■ **EXERCISE OBJECTIVE**: Copy out each line containing "this" from the entries below.

[Figure contents as structured data]
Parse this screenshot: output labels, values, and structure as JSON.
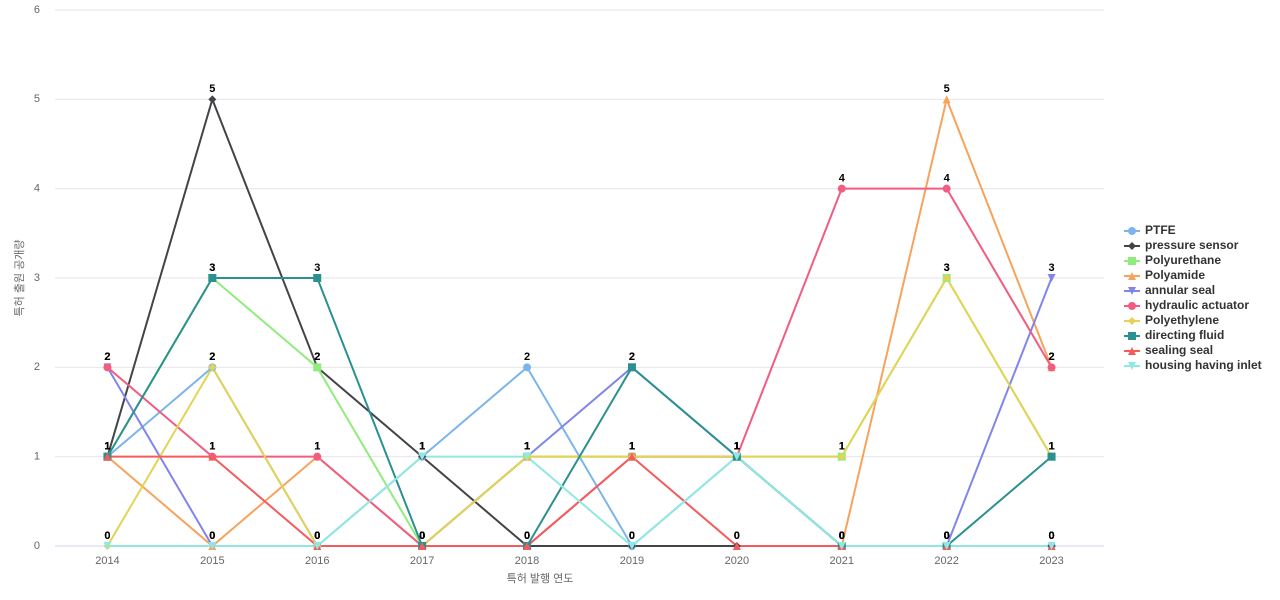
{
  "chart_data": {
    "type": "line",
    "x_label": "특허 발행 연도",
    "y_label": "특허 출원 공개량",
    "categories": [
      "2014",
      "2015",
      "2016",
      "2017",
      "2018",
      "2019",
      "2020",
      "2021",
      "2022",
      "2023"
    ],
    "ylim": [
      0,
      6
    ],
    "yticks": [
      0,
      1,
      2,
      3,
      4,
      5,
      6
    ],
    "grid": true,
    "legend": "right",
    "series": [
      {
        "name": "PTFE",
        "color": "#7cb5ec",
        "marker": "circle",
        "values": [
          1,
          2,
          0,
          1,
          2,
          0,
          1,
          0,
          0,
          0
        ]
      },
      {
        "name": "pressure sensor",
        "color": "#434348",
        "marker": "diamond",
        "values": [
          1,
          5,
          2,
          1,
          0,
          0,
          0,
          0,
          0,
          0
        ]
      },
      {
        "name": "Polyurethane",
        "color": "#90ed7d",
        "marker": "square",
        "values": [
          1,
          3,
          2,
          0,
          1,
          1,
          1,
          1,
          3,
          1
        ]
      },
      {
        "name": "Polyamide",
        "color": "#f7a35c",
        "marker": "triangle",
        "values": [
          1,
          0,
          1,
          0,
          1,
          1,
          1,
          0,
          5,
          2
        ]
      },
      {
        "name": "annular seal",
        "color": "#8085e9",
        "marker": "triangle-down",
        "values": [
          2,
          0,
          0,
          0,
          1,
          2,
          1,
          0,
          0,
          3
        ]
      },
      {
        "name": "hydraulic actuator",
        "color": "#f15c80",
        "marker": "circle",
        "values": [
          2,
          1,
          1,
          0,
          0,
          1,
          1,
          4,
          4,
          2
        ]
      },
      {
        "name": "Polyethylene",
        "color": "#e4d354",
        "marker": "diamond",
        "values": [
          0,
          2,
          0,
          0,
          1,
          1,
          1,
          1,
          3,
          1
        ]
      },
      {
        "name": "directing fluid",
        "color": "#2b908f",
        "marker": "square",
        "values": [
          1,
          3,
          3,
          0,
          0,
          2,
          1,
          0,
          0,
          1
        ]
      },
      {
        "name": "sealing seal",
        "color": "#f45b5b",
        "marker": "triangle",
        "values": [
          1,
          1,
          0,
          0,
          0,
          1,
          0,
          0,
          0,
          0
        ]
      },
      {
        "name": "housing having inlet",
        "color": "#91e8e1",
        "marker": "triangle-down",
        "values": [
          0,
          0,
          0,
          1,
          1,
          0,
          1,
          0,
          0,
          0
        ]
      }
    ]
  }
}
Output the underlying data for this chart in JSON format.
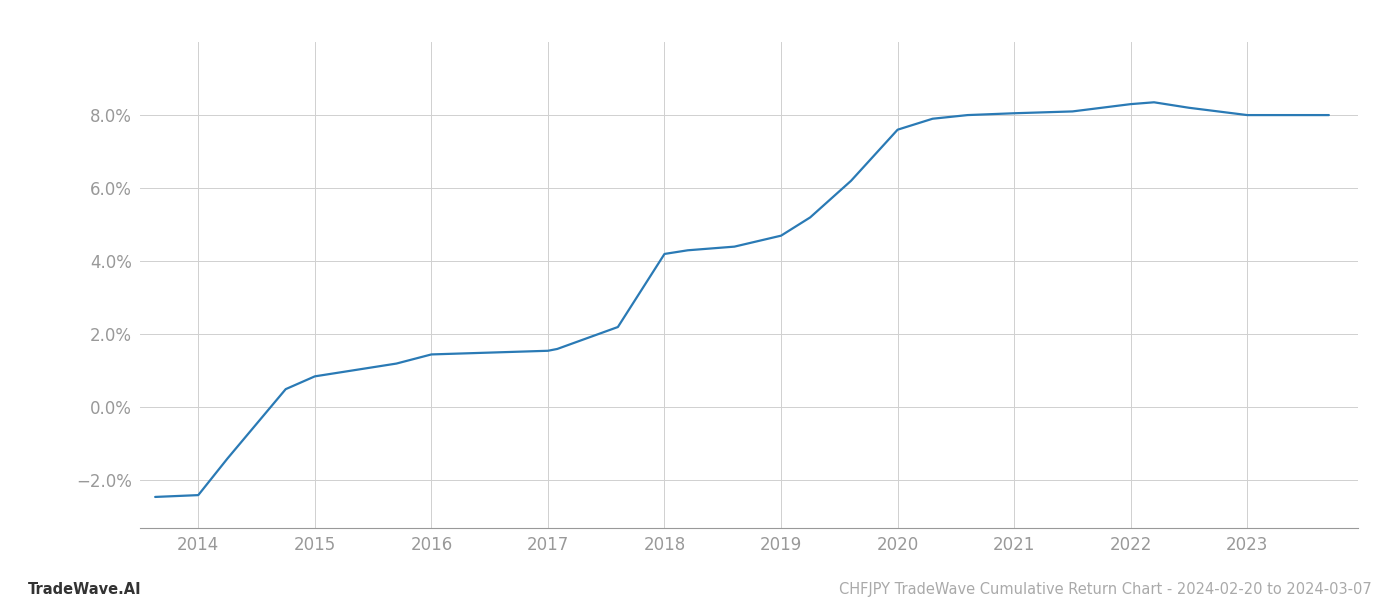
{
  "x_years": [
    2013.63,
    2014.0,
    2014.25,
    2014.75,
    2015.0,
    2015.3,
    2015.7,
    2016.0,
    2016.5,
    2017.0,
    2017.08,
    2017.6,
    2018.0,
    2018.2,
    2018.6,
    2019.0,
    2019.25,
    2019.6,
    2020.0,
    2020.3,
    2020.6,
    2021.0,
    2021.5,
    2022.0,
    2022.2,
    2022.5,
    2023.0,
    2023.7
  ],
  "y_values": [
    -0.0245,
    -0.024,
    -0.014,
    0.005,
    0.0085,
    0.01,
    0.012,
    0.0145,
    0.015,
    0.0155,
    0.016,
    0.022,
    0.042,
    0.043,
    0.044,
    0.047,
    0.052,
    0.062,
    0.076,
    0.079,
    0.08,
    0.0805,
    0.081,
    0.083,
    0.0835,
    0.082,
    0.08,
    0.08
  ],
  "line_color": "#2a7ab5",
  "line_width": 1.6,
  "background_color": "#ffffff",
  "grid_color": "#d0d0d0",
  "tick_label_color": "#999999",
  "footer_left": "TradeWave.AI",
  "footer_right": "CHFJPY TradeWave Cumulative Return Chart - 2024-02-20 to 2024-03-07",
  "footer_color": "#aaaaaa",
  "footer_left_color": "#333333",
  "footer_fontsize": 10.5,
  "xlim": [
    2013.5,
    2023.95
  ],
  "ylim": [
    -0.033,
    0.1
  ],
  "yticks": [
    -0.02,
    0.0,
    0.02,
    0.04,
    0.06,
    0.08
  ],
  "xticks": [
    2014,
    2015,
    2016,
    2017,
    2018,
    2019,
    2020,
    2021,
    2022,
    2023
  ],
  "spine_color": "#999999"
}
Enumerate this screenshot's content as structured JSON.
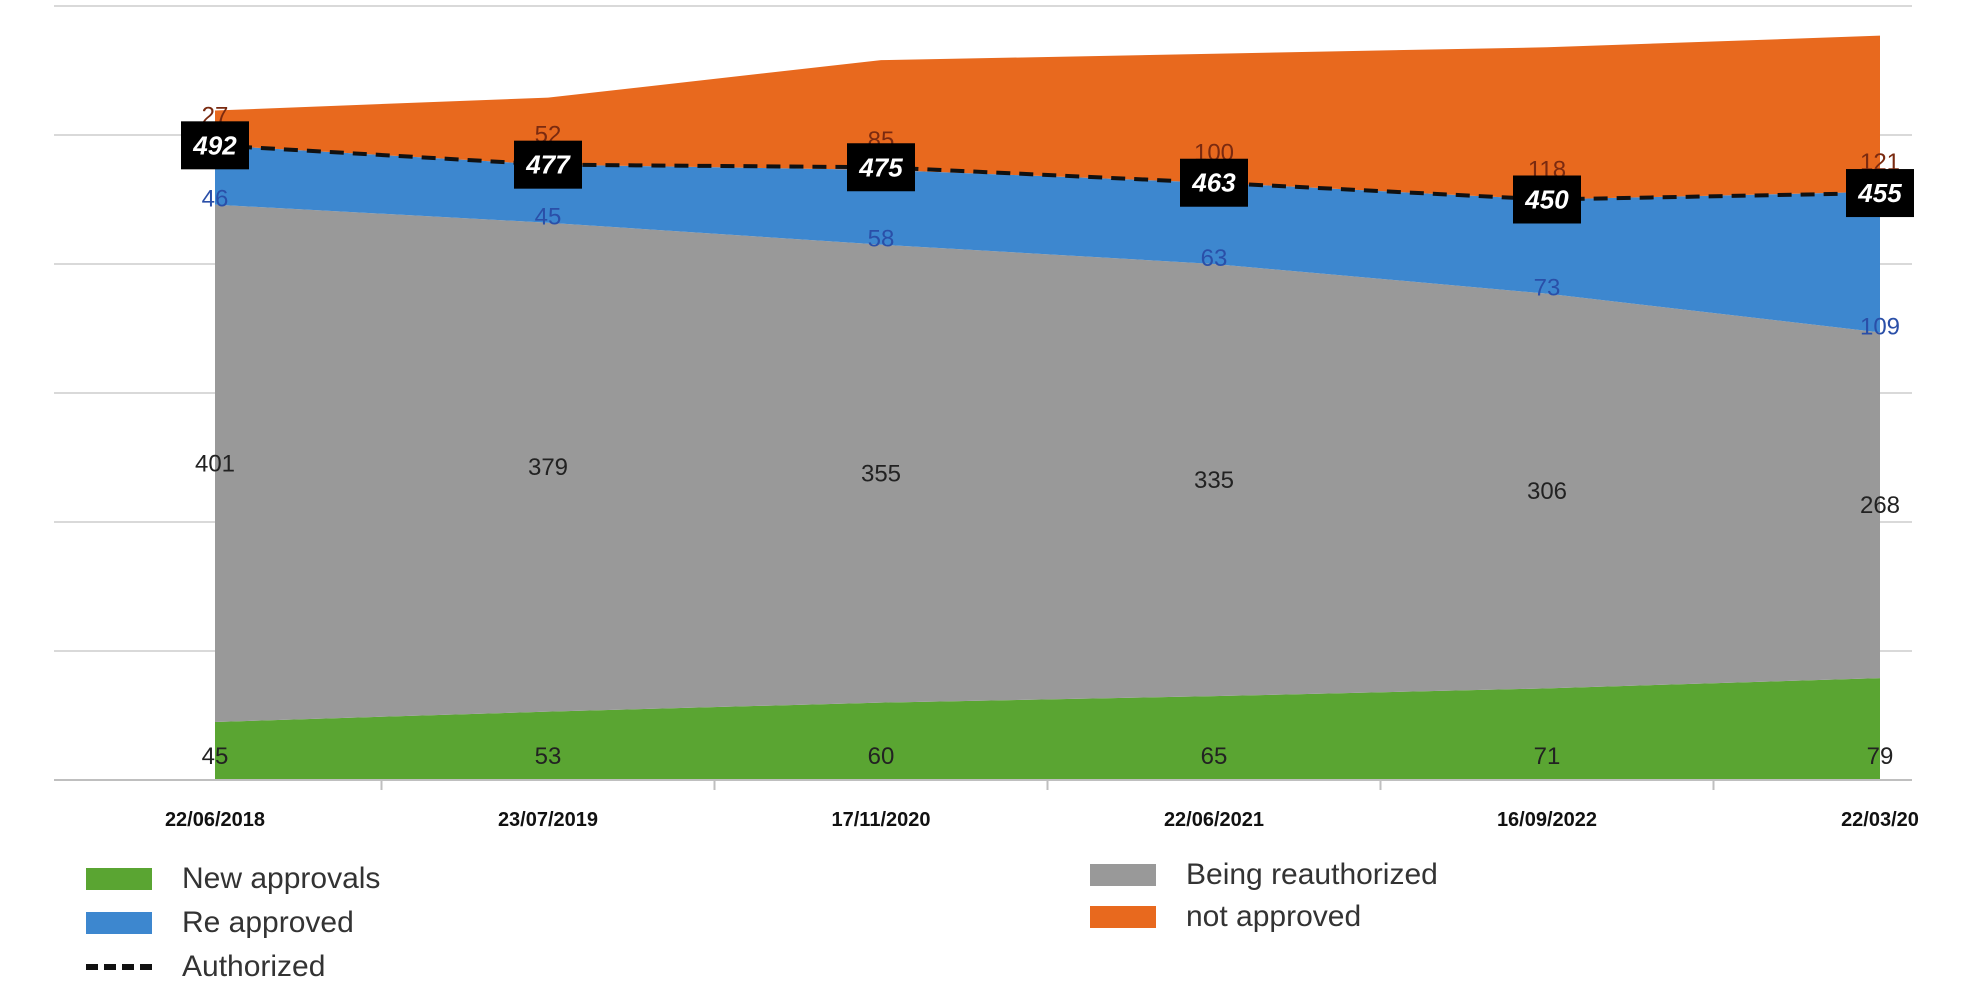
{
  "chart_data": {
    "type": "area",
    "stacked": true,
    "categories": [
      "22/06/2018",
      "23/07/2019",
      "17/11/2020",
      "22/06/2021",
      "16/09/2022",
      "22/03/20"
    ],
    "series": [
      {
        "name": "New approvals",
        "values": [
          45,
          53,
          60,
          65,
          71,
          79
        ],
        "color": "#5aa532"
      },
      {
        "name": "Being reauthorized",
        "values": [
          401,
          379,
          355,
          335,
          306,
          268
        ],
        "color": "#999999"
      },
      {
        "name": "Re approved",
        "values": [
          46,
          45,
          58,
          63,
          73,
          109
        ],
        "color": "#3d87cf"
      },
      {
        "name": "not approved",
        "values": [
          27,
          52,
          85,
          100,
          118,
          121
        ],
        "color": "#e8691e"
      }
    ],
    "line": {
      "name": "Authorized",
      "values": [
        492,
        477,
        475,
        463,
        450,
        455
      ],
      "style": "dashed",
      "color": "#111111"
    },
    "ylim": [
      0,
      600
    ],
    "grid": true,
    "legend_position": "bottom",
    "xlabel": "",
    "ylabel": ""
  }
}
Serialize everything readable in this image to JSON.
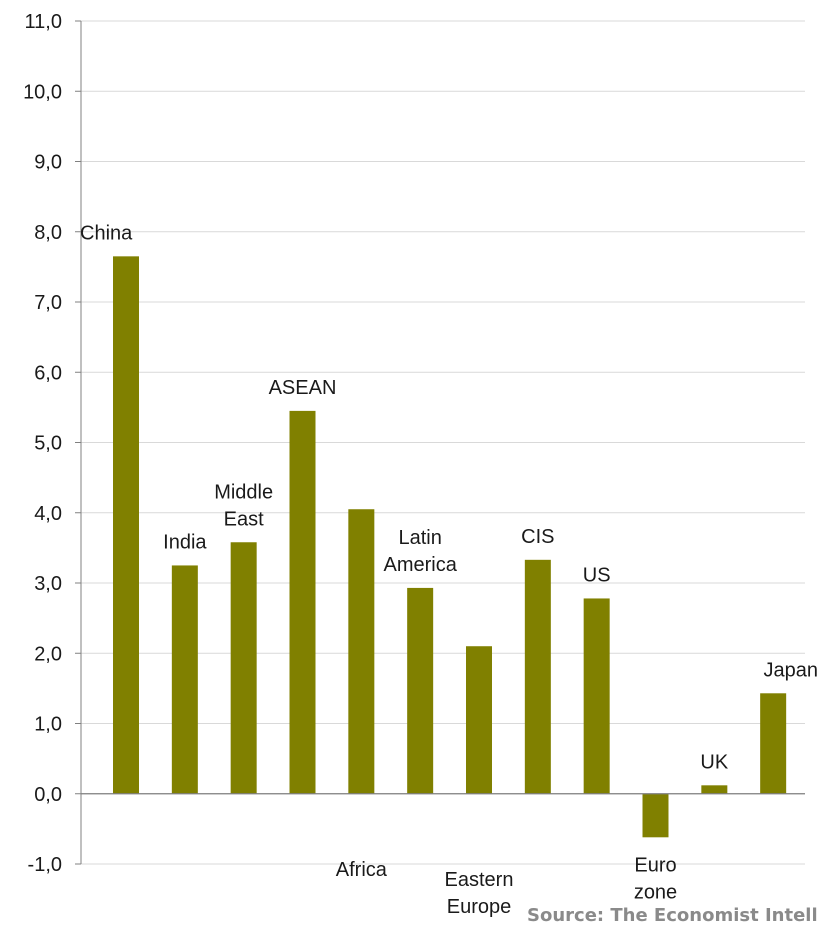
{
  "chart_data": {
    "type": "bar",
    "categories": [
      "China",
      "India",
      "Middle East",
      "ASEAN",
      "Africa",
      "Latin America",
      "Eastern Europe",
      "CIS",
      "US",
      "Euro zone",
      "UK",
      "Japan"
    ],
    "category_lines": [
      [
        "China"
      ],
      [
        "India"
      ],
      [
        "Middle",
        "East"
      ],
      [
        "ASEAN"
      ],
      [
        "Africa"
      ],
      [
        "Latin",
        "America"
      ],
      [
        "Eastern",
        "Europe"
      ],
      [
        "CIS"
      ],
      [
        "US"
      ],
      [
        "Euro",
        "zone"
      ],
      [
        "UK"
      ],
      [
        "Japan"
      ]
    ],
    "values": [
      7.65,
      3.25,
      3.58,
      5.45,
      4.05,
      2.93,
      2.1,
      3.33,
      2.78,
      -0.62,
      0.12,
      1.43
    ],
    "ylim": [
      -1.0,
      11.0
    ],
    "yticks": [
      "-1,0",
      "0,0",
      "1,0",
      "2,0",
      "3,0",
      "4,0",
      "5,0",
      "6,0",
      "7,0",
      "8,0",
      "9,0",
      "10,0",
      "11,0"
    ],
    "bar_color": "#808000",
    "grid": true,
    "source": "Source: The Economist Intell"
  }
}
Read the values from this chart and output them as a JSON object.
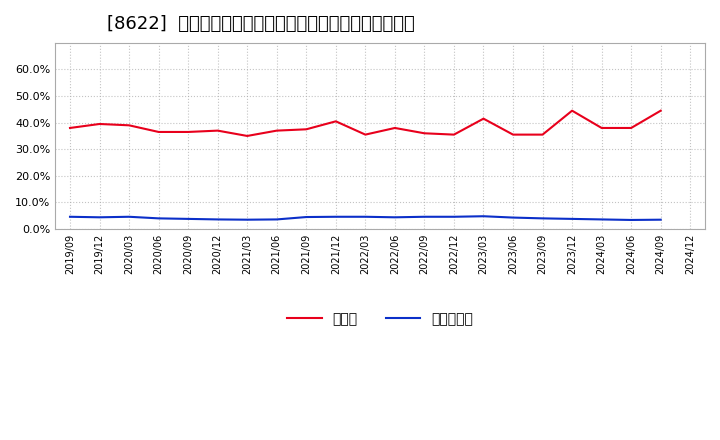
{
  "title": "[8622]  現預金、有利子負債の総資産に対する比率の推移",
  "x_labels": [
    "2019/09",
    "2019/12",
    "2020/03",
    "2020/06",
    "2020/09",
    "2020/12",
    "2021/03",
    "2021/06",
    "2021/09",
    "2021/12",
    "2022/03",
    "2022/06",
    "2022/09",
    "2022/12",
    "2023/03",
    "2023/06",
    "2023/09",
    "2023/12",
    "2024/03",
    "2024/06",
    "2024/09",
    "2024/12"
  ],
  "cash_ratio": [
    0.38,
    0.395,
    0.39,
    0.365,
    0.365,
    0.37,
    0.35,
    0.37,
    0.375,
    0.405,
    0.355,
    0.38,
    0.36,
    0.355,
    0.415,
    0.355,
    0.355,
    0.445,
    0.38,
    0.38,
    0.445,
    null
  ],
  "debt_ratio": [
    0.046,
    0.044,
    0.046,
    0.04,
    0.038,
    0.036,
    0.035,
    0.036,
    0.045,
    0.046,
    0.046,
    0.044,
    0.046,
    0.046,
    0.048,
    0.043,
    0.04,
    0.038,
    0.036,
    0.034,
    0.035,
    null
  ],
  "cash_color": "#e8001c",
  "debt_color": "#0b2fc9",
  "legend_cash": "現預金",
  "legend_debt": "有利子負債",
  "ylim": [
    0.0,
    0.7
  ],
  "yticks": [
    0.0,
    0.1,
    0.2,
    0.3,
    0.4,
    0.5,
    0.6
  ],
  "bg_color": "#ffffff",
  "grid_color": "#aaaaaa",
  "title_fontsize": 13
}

■ **SOLUTION TO THE PROBLEM**:
Parse this screenshot: output labels, values, and structure as JSON.
Output the underlying data for this chart in JSON format.
Enumerate this screenshot's content as structured JSON.
Serialize everything readable in this image to JSON.
Read the values from this chart and output them as a JSON object.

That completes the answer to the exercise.